--- MATERIAL FOR THIS TASK ---

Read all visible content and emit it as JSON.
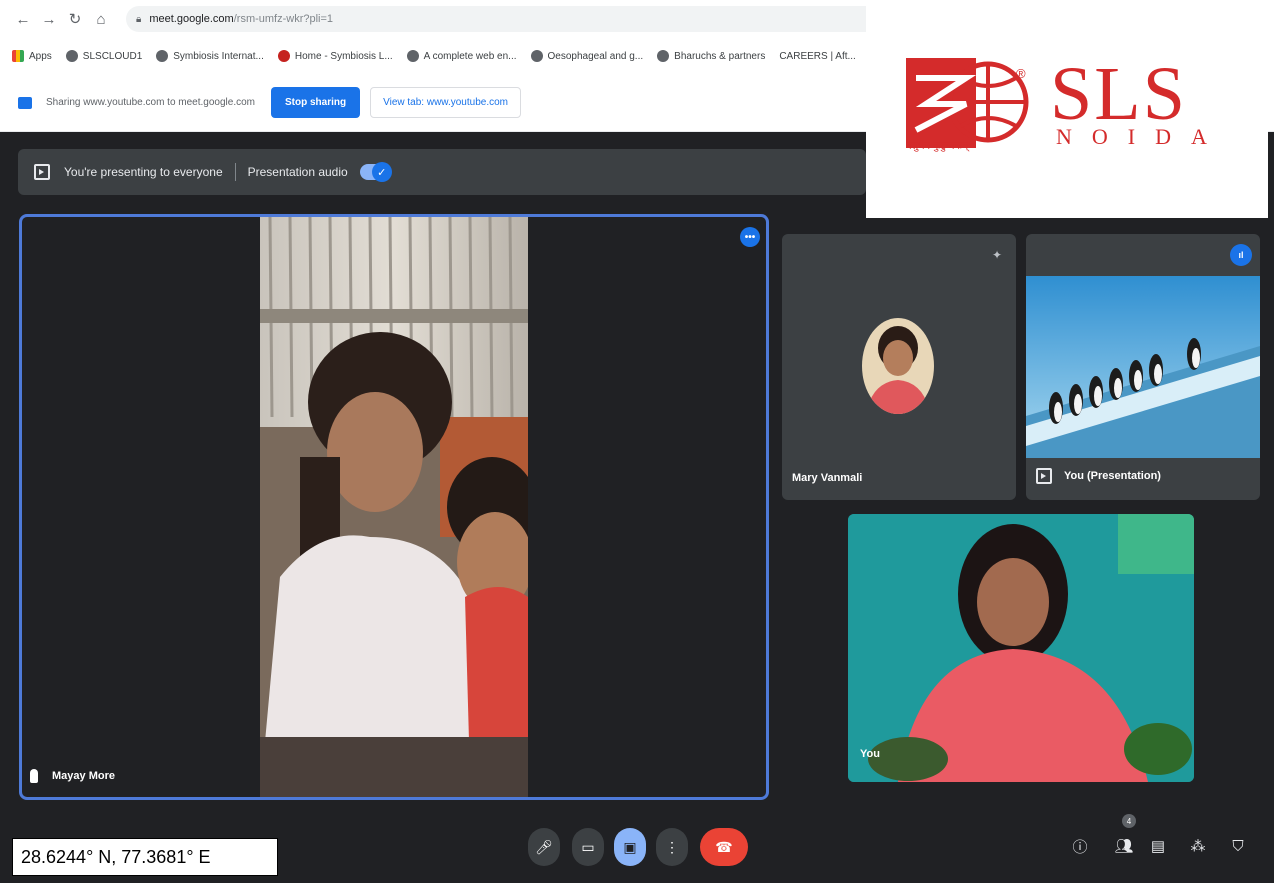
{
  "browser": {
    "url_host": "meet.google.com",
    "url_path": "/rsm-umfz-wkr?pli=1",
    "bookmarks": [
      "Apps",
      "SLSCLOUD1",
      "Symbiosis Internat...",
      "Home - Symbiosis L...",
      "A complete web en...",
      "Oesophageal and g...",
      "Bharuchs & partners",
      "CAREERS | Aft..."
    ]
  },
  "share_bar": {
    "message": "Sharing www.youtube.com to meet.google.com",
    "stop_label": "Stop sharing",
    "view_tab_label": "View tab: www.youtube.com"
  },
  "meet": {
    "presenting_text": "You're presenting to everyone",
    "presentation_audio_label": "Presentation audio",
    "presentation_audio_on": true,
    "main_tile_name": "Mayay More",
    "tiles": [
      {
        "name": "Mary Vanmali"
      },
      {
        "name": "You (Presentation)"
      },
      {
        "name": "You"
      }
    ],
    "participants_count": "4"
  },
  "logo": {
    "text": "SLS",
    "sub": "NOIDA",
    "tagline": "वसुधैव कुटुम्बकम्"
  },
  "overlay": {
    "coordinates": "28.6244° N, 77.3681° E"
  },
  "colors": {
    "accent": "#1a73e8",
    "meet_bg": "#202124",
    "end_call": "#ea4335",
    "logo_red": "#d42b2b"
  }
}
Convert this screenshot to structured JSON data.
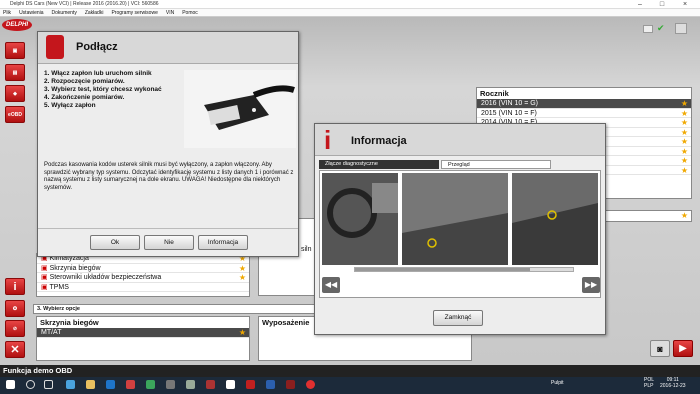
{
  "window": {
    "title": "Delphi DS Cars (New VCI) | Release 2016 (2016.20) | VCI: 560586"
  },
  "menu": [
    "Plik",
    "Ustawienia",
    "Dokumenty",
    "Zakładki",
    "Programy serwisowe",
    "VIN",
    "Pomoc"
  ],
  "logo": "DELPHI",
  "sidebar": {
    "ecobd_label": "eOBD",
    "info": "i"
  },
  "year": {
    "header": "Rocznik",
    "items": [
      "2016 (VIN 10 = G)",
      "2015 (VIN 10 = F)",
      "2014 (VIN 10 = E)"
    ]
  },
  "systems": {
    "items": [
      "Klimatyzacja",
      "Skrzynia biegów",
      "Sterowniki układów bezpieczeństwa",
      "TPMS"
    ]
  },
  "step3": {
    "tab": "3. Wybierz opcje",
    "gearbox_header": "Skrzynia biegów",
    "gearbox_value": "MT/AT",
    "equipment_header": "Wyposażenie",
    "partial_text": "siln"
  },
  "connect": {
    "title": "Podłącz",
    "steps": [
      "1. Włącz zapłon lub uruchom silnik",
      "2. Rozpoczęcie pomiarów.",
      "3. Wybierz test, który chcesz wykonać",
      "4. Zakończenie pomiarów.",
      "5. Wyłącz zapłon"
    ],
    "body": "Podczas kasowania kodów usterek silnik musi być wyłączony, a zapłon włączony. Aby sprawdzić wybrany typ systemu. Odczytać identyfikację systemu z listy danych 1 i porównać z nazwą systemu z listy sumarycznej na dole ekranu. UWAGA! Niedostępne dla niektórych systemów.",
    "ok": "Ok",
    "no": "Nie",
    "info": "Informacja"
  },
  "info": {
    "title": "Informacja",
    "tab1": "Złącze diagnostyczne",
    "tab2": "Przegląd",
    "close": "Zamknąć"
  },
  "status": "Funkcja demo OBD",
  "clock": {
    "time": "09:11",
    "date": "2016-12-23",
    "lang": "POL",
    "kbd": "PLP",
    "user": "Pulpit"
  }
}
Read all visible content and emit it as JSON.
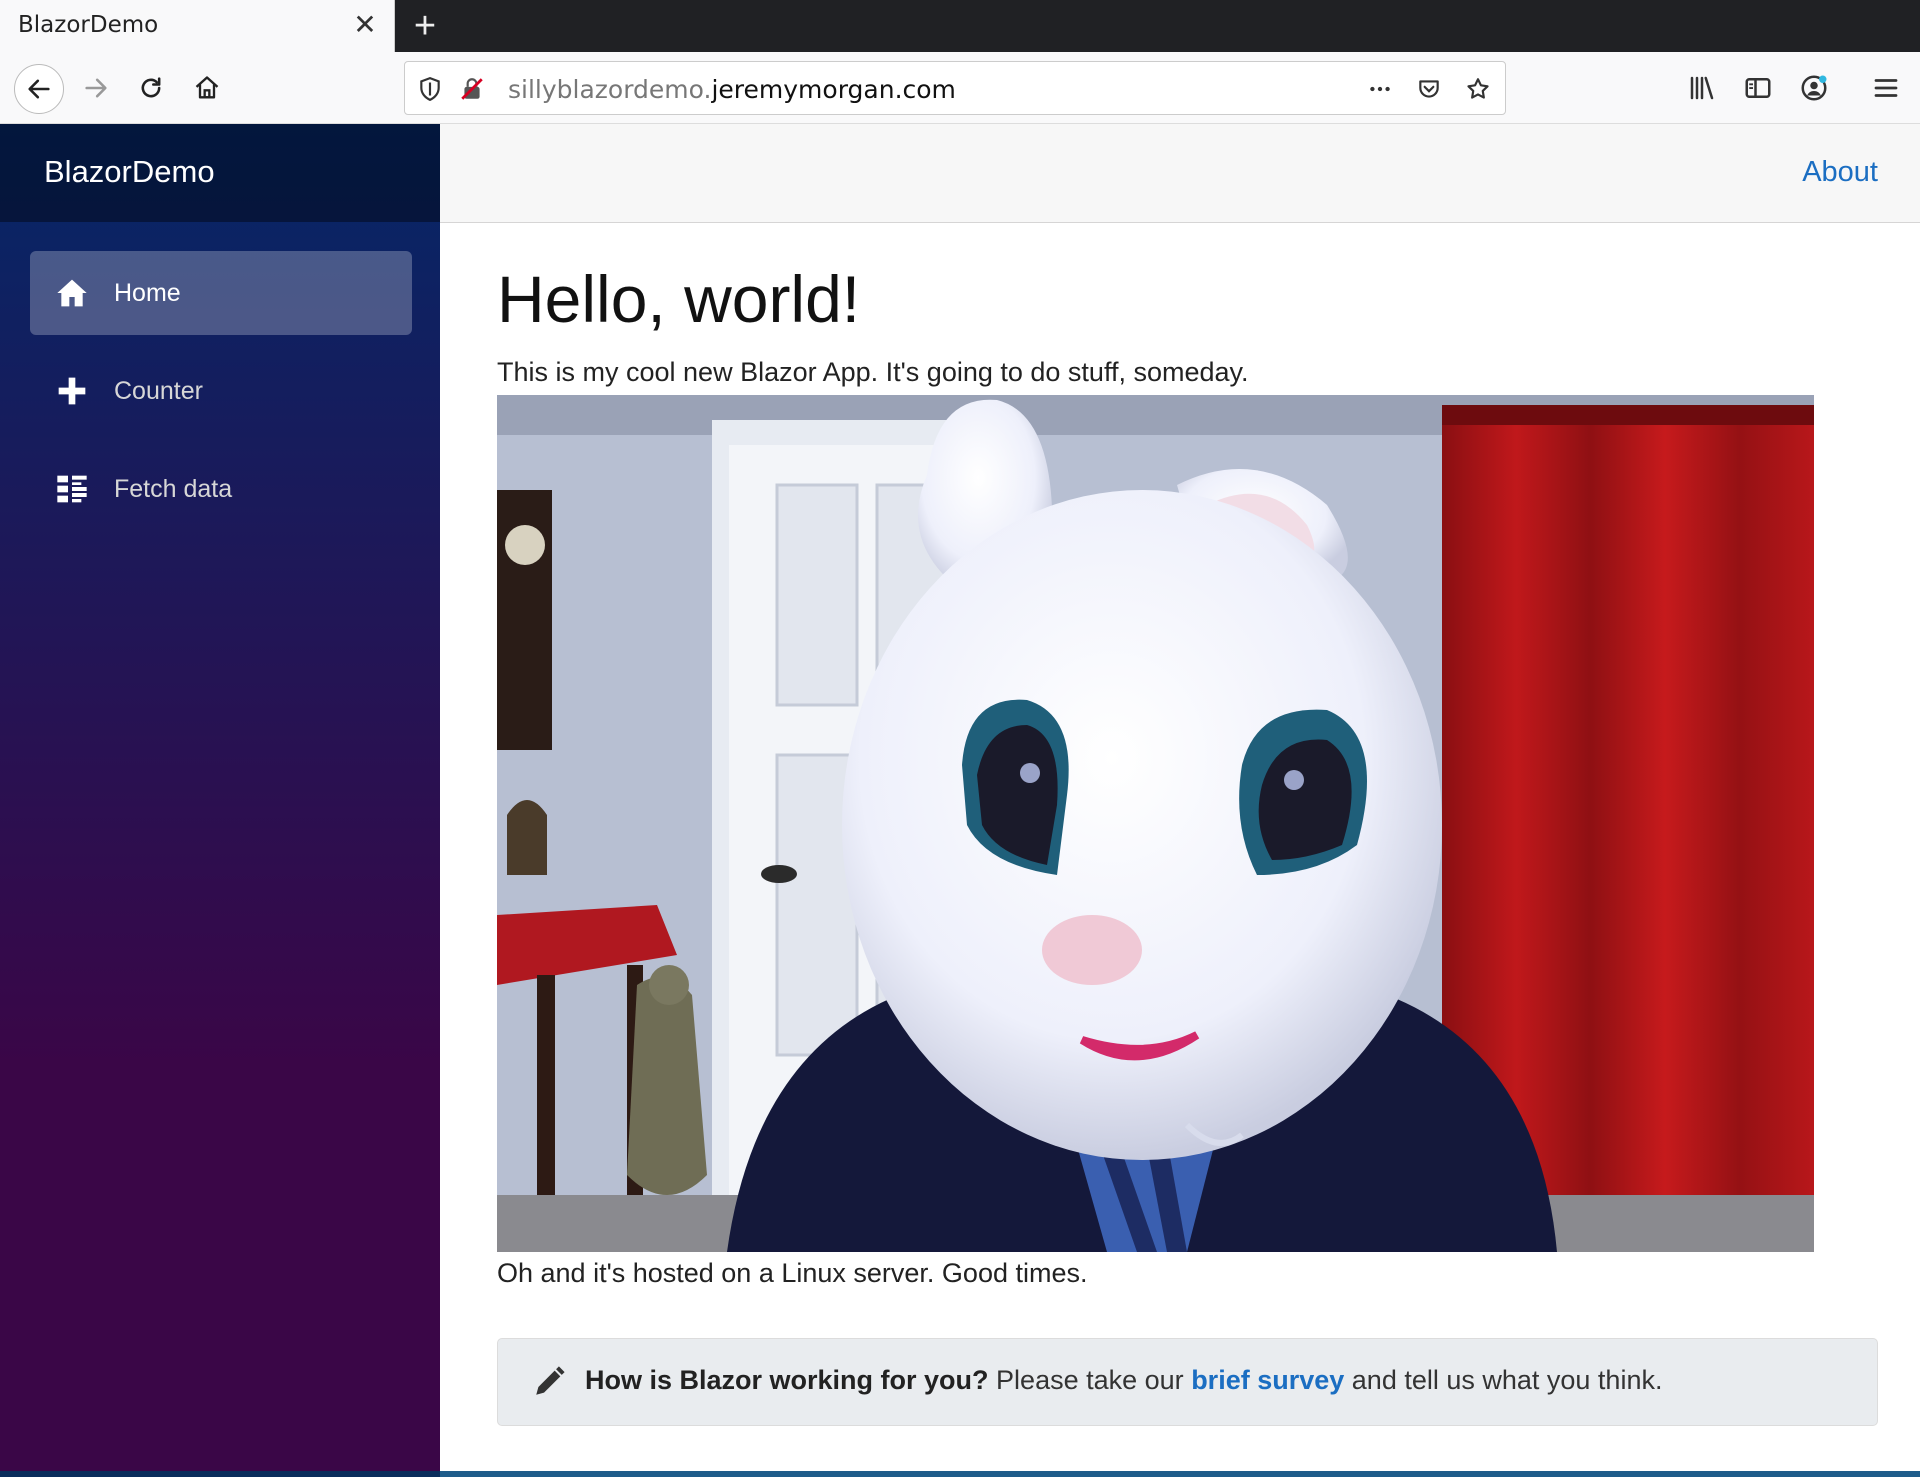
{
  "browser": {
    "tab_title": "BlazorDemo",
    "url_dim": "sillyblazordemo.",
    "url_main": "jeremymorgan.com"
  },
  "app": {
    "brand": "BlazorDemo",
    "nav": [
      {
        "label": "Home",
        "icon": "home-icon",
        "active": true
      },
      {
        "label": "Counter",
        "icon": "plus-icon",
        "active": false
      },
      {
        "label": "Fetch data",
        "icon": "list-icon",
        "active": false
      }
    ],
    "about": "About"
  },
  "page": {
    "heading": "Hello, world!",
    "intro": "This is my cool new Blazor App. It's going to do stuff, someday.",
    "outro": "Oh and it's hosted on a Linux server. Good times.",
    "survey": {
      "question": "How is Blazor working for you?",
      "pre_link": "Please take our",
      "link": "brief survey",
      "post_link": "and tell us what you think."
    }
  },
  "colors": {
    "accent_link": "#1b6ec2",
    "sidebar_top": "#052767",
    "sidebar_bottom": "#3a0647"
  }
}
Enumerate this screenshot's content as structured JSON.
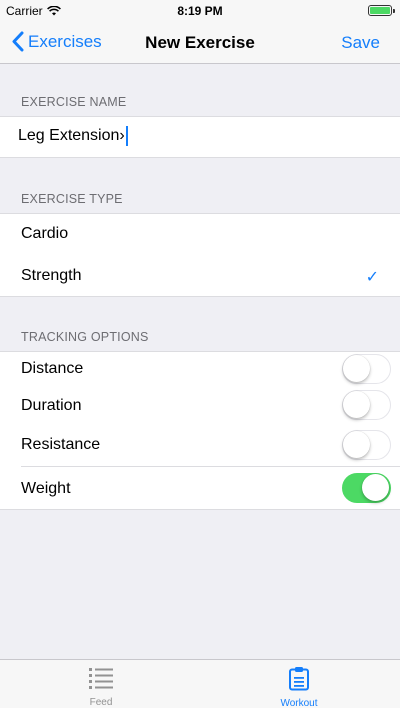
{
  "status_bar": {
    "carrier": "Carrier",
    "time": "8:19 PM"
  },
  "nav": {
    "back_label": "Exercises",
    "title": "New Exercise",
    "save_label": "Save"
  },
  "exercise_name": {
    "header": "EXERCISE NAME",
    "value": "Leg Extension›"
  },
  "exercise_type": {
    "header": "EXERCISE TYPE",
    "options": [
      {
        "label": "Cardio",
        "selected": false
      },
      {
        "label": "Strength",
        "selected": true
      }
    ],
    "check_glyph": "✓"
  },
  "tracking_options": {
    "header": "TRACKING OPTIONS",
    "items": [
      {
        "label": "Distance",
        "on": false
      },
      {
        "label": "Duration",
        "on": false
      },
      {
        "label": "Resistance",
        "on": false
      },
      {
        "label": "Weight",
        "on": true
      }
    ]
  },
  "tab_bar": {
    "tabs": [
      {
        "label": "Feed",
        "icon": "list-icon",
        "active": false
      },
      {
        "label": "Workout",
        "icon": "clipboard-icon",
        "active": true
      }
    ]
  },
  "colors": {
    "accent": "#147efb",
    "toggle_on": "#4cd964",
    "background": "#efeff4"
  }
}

---

GOAL: Replicate the material above verbatim; images stay out of the copy.

EXERCISE ANSWER:
Read all visible content and emit it as JSON.
{
  "browser": {
    "url_host": "meet.google.com",
    "url_path": "/rsm-umfz-wkr?pli=1",
    "bookmarks": [
      "Apps",
      "SLSCLOUD1",
      "Symbiosis Internat...",
      "Home - Symbiosis L...",
      "A complete web en...",
      "Oesophageal and g...",
      "Bharuchs & partners",
      "CAREERS | Aft..."
    ]
  },
  "share_bar": {
    "message": "Sharing www.youtube.com to meet.google.com",
    "stop_label": "Stop sharing",
    "view_tab_label": "View tab: www.youtube.com"
  },
  "meet": {
    "presenting_text": "You're presenting to everyone",
    "presentation_audio_label": "Presentation audio",
    "presentation_audio_on": true,
    "main_tile_name": "Mayay More",
    "tiles": [
      {
        "name": "Mary Vanmali"
      },
      {
        "name": "You (Presentation)"
      },
      {
        "name": "You"
      }
    ],
    "participants_count": "4"
  },
  "logo": {
    "text": "SLS",
    "sub": "NOIDA",
    "tagline": "वसुधैव कुटुम्बकम्"
  },
  "overlay": {
    "coordinates": "28.6244° N, 77.3681° E"
  },
  "colors": {
    "accent": "#1a73e8",
    "meet_bg": "#202124",
    "end_call": "#ea4335",
    "logo_red": "#d42b2b"
  }
}
Convert this screenshot to structured JSON data.
{
  "window": {
    "title": "Delphi DS Cars (New VCI) | Release 2016 (2016.20) | VCI: 560586"
  },
  "menu": [
    "Plik",
    "Ustawienia",
    "Dokumenty",
    "Zakładki",
    "Programy serwisowe",
    "VIN",
    "Pomoc"
  ],
  "logo": "DELPHI",
  "sidebar": {
    "ecobd_label": "eOBD",
    "info": "i"
  },
  "year": {
    "header": "Rocznik",
    "items": [
      "2016 (VIN 10 = G)",
      "2015 (VIN 10 = F)",
      "2014 (VIN 10 = E)"
    ]
  },
  "systems": {
    "items": [
      "Klimatyzacja",
      "Skrzynia biegów",
      "Sterowniki układów bezpieczeństwa",
      "TPMS"
    ]
  },
  "step3": {
    "tab": "3. Wybierz opcje",
    "gearbox_header": "Skrzynia biegów",
    "gearbox_value": "MT/AT",
    "equipment_header": "Wyposażenie",
    "partial_text": "siln"
  },
  "connect": {
    "title": "Podłącz",
    "steps": [
      "1. Włącz zapłon lub uruchom silnik",
      "2. Rozpoczęcie pomiarów.",
      "3. Wybierz test, który chcesz wykonać",
      "4. Zakończenie pomiarów.",
      "5. Wyłącz zapłon"
    ],
    "body": "Podczas kasowania kodów usterek silnik musi być wyłączony, a zapłon włączony. Aby sprawdzić wybrany typ systemu. Odczytać identyfikację systemu z listy danych 1 i porównać z nazwą systemu z listy sumarycznej na dole ekranu. UWAGA! Niedostępne dla niektórych systemów.",
    "ok": "Ok",
    "no": "Nie",
    "info": "Informacja"
  },
  "info": {
    "title": "Informacja",
    "tab1": "Złącze diagnostyczne",
    "tab2": "Przegląd",
    "close": "Zamknąć"
  },
  "status": "Funkcja demo OBD",
  "clock": {
    "time": "09:11",
    "date": "2016-12-23",
    "lang": "POL",
    "kbd": "PLP",
    "user": "Pulpit"
  }
}
Read all visible content and emit it as JSON.
{
  "browser": {
    "tab_title": "BlazorDemo",
    "url_dim": "sillyblazordemo.",
    "url_main": "jeremymorgan.com"
  },
  "app": {
    "brand": "BlazorDemo",
    "nav": [
      {
        "label": "Home",
        "icon": "home-icon",
        "active": true
      },
      {
        "label": "Counter",
        "icon": "plus-icon",
        "active": false
      },
      {
        "label": "Fetch data",
        "icon": "list-icon",
        "active": false
      }
    ],
    "about": "About"
  },
  "page": {
    "heading": "Hello, world!",
    "intro": "This is my cool new Blazor App. It's going to do stuff, someday.",
    "outro": "Oh and it's hosted on a Linux server. Good times.",
    "survey": {
      "question": "How is Blazor working for you?",
      "pre_link": "Please take our",
      "link": "brief survey",
      "post_link": "and tell us what you think."
    }
  },
  "colors": {
    "accent_link": "#1b6ec2",
    "sidebar_top": "#052767",
    "sidebar_bottom": "#3a0647"
  }
}
Enumerate this screenshot's content as structured JSON.
{
  "status_bar": {
    "carrier": "Carrier",
    "time": "8:19 PM"
  },
  "nav": {
    "back_label": "Exercises",
    "title": "New Exercise",
    "save_label": "Save"
  },
  "exercise_name": {
    "header": "EXERCISE NAME",
    "value": "Leg Extension›"
  },
  "exercise_type": {
    "header": "EXERCISE TYPE",
    "options": [
      {
        "label": "Cardio",
        "selected": false
      },
      {
        "label": "Strength",
        "selected": true
      }
    ],
    "check_glyph": "✓"
  },
  "tracking_options": {
    "header": "TRACKING OPTIONS",
    "items": [
      {
        "label": "Distance",
        "on": false
      },
      {
        "label": "Duration",
        "on": false
      },
      {
        "label": "Resistance",
        "on": false
      },
      {
        "label": "Weight",
        "on": true
      }
    ]
  },
  "tab_bar": {
    "tabs": [
      {
        "label": "Feed",
        "icon": "list-icon",
        "active": false
      },
      {
        "label": "Workout",
        "icon": "clipboard-icon",
        "active": true
      }
    ]
  },
  "colors": {
    "accent": "#147efb",
    "toggle_on": "#4cd964",
    "background": "#efeff4"
  }
}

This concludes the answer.